>> START Supplied entries
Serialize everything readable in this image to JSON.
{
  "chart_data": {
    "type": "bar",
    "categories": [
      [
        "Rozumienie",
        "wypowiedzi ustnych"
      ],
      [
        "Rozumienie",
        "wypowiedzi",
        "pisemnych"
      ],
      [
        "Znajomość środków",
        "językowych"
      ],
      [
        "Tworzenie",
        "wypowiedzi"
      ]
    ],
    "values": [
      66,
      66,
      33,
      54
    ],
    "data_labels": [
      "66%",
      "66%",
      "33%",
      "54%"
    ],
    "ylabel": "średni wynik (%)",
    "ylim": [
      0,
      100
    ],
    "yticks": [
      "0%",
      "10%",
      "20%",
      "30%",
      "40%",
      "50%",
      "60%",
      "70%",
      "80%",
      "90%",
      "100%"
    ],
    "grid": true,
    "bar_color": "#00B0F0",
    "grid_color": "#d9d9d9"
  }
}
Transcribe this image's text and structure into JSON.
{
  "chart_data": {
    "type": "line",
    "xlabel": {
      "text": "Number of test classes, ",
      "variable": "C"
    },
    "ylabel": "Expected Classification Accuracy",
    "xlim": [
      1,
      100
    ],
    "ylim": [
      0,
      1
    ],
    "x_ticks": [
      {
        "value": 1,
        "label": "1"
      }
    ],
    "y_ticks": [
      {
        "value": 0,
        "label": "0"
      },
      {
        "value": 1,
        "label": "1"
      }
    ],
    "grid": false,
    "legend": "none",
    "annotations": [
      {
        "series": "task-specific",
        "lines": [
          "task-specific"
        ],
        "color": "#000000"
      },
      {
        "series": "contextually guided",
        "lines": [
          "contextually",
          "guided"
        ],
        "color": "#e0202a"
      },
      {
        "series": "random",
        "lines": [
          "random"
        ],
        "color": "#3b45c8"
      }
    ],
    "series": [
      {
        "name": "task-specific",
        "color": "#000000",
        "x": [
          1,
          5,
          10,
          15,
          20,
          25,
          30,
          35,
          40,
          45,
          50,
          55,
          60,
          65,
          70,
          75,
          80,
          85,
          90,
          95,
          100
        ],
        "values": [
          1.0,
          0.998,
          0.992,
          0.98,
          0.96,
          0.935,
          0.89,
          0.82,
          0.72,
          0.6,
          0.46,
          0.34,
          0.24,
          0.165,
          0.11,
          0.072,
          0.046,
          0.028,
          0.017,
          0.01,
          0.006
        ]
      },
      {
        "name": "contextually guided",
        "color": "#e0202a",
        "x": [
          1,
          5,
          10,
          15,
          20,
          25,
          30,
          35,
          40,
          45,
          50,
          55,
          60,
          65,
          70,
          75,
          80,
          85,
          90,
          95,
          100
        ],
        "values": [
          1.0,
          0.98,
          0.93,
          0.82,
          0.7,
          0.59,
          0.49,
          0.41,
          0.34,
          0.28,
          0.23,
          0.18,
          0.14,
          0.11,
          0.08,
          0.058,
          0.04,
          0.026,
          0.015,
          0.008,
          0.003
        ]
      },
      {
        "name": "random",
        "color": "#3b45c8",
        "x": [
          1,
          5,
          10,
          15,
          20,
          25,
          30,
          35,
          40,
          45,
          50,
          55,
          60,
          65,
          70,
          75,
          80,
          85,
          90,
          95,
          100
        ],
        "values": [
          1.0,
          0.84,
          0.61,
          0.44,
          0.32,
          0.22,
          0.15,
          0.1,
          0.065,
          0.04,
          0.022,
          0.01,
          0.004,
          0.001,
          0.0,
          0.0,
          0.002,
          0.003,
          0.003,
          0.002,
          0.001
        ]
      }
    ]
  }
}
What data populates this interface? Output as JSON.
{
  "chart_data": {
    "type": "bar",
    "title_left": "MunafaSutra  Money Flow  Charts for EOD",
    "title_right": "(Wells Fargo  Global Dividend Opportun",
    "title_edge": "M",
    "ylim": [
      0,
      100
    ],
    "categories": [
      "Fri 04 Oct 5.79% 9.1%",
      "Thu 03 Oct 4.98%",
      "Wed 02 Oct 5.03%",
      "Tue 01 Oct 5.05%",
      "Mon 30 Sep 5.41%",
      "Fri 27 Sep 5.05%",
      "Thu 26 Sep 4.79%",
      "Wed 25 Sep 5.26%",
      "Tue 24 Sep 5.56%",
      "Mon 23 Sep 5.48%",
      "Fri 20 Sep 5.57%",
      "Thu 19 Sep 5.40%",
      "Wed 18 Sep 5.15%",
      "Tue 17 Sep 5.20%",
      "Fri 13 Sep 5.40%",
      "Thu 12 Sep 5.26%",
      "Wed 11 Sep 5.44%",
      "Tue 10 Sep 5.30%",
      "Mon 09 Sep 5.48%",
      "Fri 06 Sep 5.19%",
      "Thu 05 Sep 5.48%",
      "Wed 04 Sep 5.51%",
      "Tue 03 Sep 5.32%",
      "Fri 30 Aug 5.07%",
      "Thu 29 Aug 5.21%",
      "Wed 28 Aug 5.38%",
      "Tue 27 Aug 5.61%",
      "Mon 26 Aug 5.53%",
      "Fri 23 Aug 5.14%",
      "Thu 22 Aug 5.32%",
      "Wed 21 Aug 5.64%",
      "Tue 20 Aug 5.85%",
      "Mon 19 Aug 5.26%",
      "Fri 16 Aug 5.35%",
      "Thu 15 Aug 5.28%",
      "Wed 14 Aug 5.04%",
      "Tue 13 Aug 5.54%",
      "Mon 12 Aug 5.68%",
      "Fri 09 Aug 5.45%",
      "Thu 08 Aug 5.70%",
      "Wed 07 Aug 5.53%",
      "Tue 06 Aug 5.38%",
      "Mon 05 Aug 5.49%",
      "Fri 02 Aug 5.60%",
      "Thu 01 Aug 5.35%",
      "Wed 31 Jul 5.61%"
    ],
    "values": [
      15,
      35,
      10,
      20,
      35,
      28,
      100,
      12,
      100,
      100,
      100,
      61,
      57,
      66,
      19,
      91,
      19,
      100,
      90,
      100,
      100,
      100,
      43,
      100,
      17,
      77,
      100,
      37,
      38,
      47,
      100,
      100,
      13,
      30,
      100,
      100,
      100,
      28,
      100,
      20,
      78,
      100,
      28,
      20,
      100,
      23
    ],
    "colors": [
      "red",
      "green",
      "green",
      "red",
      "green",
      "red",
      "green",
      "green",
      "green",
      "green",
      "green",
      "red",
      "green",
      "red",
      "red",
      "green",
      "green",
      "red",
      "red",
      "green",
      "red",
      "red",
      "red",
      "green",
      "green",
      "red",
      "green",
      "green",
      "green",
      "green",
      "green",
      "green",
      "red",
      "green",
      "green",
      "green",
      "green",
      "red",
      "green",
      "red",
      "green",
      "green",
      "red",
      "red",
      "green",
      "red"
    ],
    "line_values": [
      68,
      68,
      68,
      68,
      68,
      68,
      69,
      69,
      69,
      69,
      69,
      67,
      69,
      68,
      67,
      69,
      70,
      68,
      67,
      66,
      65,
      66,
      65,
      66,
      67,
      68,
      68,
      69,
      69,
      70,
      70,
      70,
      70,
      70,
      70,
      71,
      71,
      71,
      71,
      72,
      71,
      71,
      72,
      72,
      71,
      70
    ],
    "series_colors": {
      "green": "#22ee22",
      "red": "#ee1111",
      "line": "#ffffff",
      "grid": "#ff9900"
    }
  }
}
>> END Supplied entries
Set exercise:
Go through the listing above and return every line where the word "contextually" occurs.

Result of this exercise:
        "series": "contextually guided",
          "contextually",
        "name": "contextually guided",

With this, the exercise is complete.